┌─ Records supplied
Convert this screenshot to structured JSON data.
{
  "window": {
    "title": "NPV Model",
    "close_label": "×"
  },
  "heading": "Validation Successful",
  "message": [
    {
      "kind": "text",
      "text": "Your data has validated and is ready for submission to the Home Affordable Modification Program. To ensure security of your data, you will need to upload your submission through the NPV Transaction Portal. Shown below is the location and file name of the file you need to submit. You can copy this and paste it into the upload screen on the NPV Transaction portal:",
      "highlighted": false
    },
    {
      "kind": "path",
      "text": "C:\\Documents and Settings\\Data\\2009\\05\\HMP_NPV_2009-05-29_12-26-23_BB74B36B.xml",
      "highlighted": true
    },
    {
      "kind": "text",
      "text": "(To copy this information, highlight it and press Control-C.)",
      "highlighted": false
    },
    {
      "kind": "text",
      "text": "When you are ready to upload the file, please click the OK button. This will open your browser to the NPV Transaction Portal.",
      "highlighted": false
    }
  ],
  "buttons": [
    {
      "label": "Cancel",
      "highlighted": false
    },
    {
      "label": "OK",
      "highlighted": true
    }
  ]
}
└─
*What to work on:*
Type out the material again exactly as presented.

*Response:*
Convert this screenshot to structured JSON data.
{
  "window": {
    "title": "NPV Model",
    "close_label": "×"
  },
  "heading": "Validation Successful",
  "message": [
    {
      "kind": "text",
      "text": "Your data has validated and is ready for submission to the Home Affordable Modification Program. To ensure security of your data, you will need to upload your submission through the NPV Transaction Portal. Shown below is the location and file name of the file you need to submit. You can copy this and paste it into the upload screen on the NPV Transaction portal:",
      "highlighted": false
    },
    {
      "kind": "path",
      "text": "C:\\Documents and Settings\\Data\\2009\\05\\HMP_NPV_2009-05-29_12-26-23_BB74B36B.xml",
      "highlighted": true
    },
    {
      "kind": "text",
      "text": "(To copy this information, highlight it and press Control-C.)",
      "highlighted": false
    },
    {
      "kind": "text",
      "text": "When you are ready to upload the file, please click the OK button. This will open your browser to the NPV Transaction Portal.",
      "highlighted": false
    }
  ],
  "buttons": [
    {
      "label": "Cancel",
      "highlighted": false
    },
    {
      "label": "OK",
      "highlighted": true
    }
  ]
}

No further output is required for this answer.